GIVEN INSTRUCTION
Every entry needs to be reproduced exactly.

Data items
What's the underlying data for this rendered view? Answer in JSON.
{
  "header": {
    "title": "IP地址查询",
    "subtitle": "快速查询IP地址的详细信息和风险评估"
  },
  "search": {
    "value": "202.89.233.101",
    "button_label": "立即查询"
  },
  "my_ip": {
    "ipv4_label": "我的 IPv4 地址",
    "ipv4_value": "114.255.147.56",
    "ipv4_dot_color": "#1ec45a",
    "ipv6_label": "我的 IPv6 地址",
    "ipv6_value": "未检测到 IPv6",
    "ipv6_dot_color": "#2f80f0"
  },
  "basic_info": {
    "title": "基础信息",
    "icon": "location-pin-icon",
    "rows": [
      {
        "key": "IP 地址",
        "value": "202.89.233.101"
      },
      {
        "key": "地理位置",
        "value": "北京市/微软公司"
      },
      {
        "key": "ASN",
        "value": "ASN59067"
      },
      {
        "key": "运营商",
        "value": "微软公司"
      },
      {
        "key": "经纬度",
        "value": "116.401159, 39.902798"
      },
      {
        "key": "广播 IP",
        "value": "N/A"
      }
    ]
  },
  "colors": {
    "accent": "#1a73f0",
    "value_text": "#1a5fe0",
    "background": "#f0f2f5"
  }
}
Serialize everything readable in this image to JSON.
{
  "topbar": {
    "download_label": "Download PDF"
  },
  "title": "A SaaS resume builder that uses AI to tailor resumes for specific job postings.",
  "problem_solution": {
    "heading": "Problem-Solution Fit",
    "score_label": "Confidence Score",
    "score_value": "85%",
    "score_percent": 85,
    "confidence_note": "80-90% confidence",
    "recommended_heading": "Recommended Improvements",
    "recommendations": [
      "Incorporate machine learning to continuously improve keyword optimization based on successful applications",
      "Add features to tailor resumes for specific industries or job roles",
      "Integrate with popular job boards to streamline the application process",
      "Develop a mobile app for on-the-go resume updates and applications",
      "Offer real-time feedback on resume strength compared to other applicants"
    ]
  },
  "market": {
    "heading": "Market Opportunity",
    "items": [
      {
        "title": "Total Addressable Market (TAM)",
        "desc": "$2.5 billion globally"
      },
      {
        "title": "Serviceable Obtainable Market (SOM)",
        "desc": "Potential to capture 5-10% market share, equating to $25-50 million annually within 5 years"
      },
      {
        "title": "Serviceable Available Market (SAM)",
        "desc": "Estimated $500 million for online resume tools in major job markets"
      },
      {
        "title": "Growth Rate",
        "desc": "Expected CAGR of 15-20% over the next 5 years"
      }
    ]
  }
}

WORKED SOLUTION
What's the underlying data for this rendered view? Answer in JSON.
{
  "header": {
    "title": "IP地址查询",
    "subtitle": "快速查询IP地址的详细信息和风险评估"
  },
  "search": {
    "value": "202.89.233.101",
    "button_label": "立即查询"
  },
  "my_ip": {
    "ipv4_label": "我的 IPv4 地址",
    "ipv4_value": "114.255.147.56",
    "ipv4_dot_color": "#1ec45a",
    "ipv6_label": "我的 IPv6 地址",
    "ipv6_value": "未检测到 IPv6",
    "ipv6_dot_color": "#2f80f0"
  },
  "basic_info": {
    "title": "基础信息",
    "icon": "location-pin-icon",
    "rows": [
      {
        "key": "IP 地址",
        "value": "202.89.233.101"
      },
      {
        "key": "地理位置",
        "value": "北京市/微软公司"
      },
      {
        "key": "ASN",
        "value": "ASN59067"
      },
      {
        "key": "运营商",
        "value": "微软公司"
      },
      {
        "key": "经纬度",
        "value": "116.401159, 39.902798"
      },
      {
        "key": "广播 IP",
        "value": "N/A"
      }
    ]
  },
  "colors": {
    "accent": "#1a73f0",
    "value_text": "#1a5fe0",
    "background": "#f0f2f5"
  }
}
Serialize everything readable in this image to JSON.
{
  "topbar": {
    "download_label": "Download PDF"
  },
  "title": "A SaaS resume builder that uses AI to tailor resumes for specific job postings.",
  "problem_solution": {
    "heading": "Problem-Solution Fit",
    "score_label": "Confidence Score",
    "score_value": "85%",
    "score_percent": 85,
    "confidence_note": "80-90% confidence",
    "recommended_heading": "Recommended Improvements",
    "recommendations": [
      "Incorporate machine learning to continuously improve keyword optimization based on successful applications",
      "Add features to tailor resumes for specific industries or job roles",
      "Integrate with popular job boards to streamline the application process",
      "Develop a mobile app for on-the-go resume updates and applications",
      "Offer real-time feedback on resume strength compared to other applicants"
    ]
  },
  "market": {
    "heading": "Market Opportunity",
    "items": [
      {
        "title": "Total Addressable Market (TAM)",
        "desc": "$2.5 billion globally"
      },
      {
        "title": "Serviceable Obtainable Market (SOM)",
        "desc": "Potential to capture 5-10% market share, equating to $25-50 million annually within 5 years"
      },
      {
        "title": "Serviceable Available Market (SAM)",
        "desc": "Estimated $500 million for online resume tools in major job markets"
      },
      {
        "title": "Growth Rate",
        "desc": "Expected CAGR of 15-20% over the next 5 years"
      }
    ]
  }
}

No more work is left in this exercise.